*** DATASET EXCERPTS ***

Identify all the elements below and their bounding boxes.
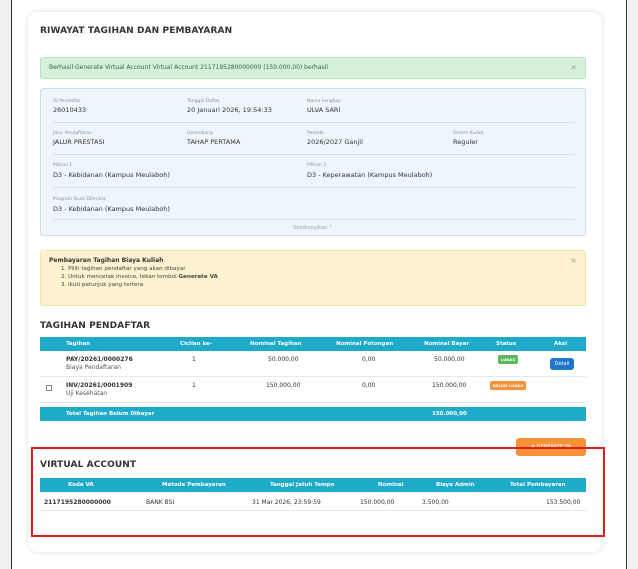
- gelombang-value: TAHAP PERTAMA: [187, 138, 241, 146]
- tgl-value: 20 Januari 2026, 19:54:33: [187, 106, 272, 114]
- pilihan1-value: D3 - Kebidanan (Kampus Meulaboh): [53, 171, 170, 179]
- id-label: ID Pendaftar: [53, 99, 81, 104]
- divider: [53, 154, 575, 155]
- id-value: 26010433: [53, 106, 87, 114]
- total-label: Total Tagihan Belum Dibayar: [66, 411, 155, 417]
- table-row: INV/20261/0001909 Uji Kesehatan 1 150.00…: [40, 377, 586, 403]
- tagihan-desc: Biaya Pendaftaran: [66, 364, 121, 371]
- prodi-label: Program Studi Diterima: [53, 197, 106, 202]
- nama-value: ULVA SARI: [307, 106, 341, 114]
- pilihan2-value: D3 - Keperawatan (Kampus Meulaboh): [307, 171, 433, 179]
- detail-button[interactable]: Detail: [550, 358, 574, 370]
- header-nominal-bayar: Nominal Bayar: [424, 341, 470, 347]
- table-header: Tagihan Cicilan ke- Nominal Tagihan Nomi…: [40, 337, 586, 351]
- pilihan2-label: Pilihan 2: [307, 163, 327, 168]
- applicant-info-panel: ID Pendaftar 26010433 Tanggal Daftar 20 …: [40, 88, 586, 236]
- tagihan-code: PAY/20261/0000276: [66, 356, 133, 363]
- header-tagihan: Tagihan: [66, 341, 91, 347]
- tagihan-desc: Uji Kesehatan: [66, 390, 108, 397]
- table-row: PAY/20261/0000276 Biaya Pendaftaran 1 50…: [40, 351, 586, 377]
- divider: [53, 187, 575, 188]
- periode-label: Periode: [307, 131, 324, 136]
- jalur-value: JALUR PRESTASI: [53, 138, 105, 146]
- row-checkbox[interactable]: [46, 385, 52, 391]
- instruction-step-2-bold: Generate VA: [178, 274, 218, 280]
- instruction-step-2: 2. Untuk mencetak invoice, tekan tombol …: [61, 274, 218, 280]
- page-title: RIWAYAT TAGIHAN DAN PEMBAYARAN: [40, 26, 233, 36]
- success-alert: Berhasil Generate Virtual Account Virtua…: [40, 57, 586, 79]
- tagihan-title: TAGIHAN PENDAFTAR: [40, 321, 151, 331]
- nominal-tagihan-value: 150.000,00: [266, 382, 301, 389]
- total-row: Total Tagihan Belum Dibayar 150.000,00: [40, 407, 586, 421]
- jalur-label: Jalur Pendaftaran: [53, 131, 92, 136]
- tgl-label: Tanggal Daftar: [187, 99, 220, 104]
- header-nominal-tagihan: Nominal Tagihan: [250, 341, 302, 347]
- highlight-box: [31, 447, 605, 537]
- periode-value: 2026/2027 Ganjil: [307, 138, 363, 146]
- header-cicilan: Cicilan ke-: [180, 341, 213, 347]
- header-nominal-potongan: Nominal Potongan: [336, 341, 394, 347]
- nama-label: Nama Lengkap: [307, 99, 341, 104]
- gelombang-label: Gelombang: [187, 131, 213, 136]
- sistem-value: Reguler: [453, 138, 478, 146]
- prodi-value: D3 - Kebidanan (Kampus Meulaboh): [53, 205, 170, 213]
- nominal-potongan-value: 0,00: [362, 382, 376, 389]
- close-icon[interactable]: ×: [570, 63, 577, 72]
- nominal-tagihan-value: 50.000,00: [268, 356, 299, 363]
- tagihan-code: INV/20261/0001909: [66, 382, 133, 389]
- total-value: 150.000,00: [432, 411, 467, 417]
- sistem-label: Sistem Kuliah: [453, 131, 484, 136]
- cicilan-value: 1: [192, 356, 196, 363]
- divider: [53, 219, 575, 220]
- status-badge: LUNAS: [498, 355, 519, 364]
- nominal-potongan-value: 0,00: [362, 356, 376, 363]
- payment-instructions-alert: Pembayaran Tagihan Biaya Kuliah 1. Pilih…: [40, 250, 586, 306]
- close-icon[interactable]: ×: [570, 256, 577, 265]
- nominal-bayar-value: 150.000,00: [432, 382, 467, 389]
- cicilan-value: 1: [192, 382, 196, 389]
- header-aksi: Aksi: [554, 341, 568, 347]
- success-message: Berhasil Generate Virtual Account Virtua…: [49, 64, 328, 71]
- status-badge: BELUM LUNAS: [490, 381, 527, 390]
- instruction-step-1: 1. Pilih tagihan pendaftar yang akan dib…: [61, 266, 186, 272]
- divider: [53, 122, 575, 123]
- instruction-step-3: 3. Ikuti petunjuk yang tertera: [61, 282, 144, 288]
- instruction-step-2-text: 2. Untuk mencetak invoice, tekan tombol: [61, 274, 179, 280]
- tagihan-table: Tagihan Cicilan ke- Nominal Tagihan Nomi…: [40, 337, 586, 441]
- instructions-title: Pembayaran Tagihan Biaya Kuliah: [49, 257, 164, 264]
- pilihan1-label: Pilihan 1: [53, 163, 73, 168]
- header-status: Status: [496, 341, 517, 347]
- hide-details-toggle[interactable]: Sembunyikan ⌃: [41, 225, 585, 231]
- nominal-bayar-value: 50.000,00: [434, 356, 465, 363]
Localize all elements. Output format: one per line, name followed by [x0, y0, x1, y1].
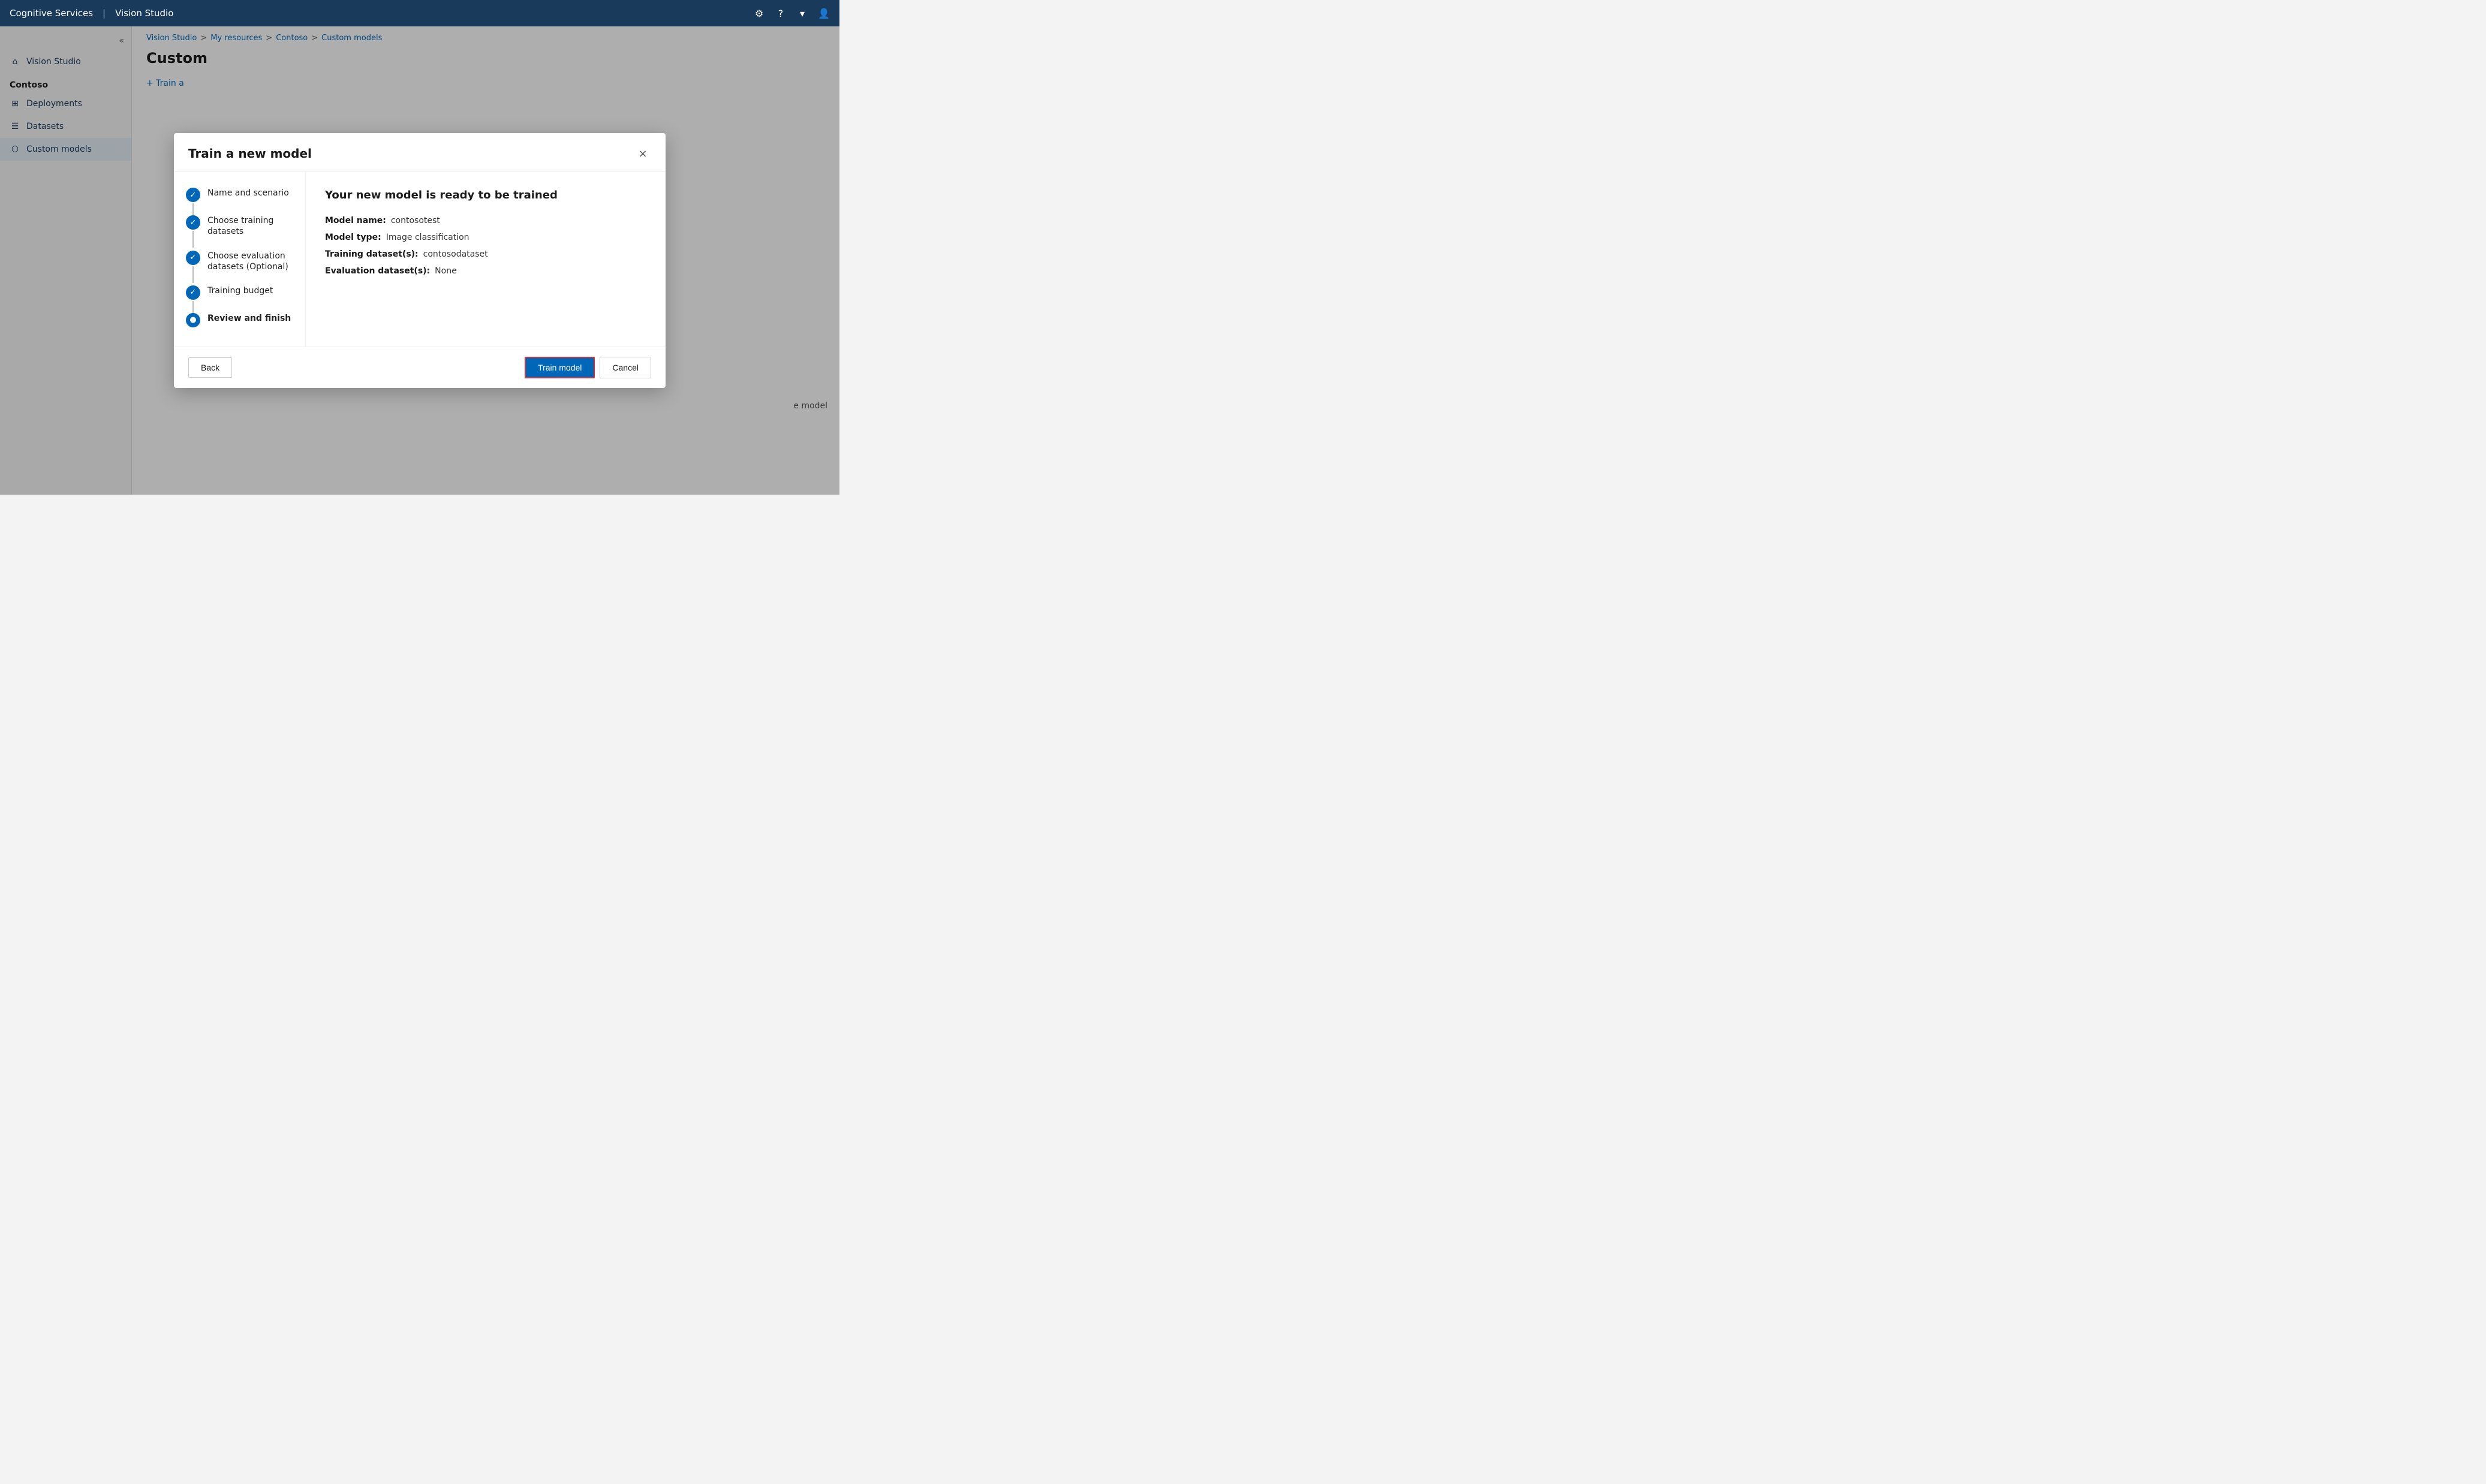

***

WRITTEN PROBLEM — Starting with the line containing "- gelombang-value: TAHAP" and going on through the line containing "- total-label: Total", swap "label" for "caption" and leave everything else unchanged. Give back only those lines.

FULL OUTPUT —
- gelombang-value: TAHAP PERTAMA: [187, 138, 241, 146]
- tgl-value: 20 Januari 2026, 19:54:33: [187, 106, 272, 114]
- pilihan1-value: D3 - Kebidanan (Kampus Meulaboh): [53, 171, 170, 179]
- id-caption: ID Pendaftar: [53, 99, 81, 104]
- divider: [53, 154, 575, 155]
- id-value: 26010433: [53, 106, 87, 114]
- total-caption: Total Tagihan Belum Dibayar: [66, 411, 155, 417]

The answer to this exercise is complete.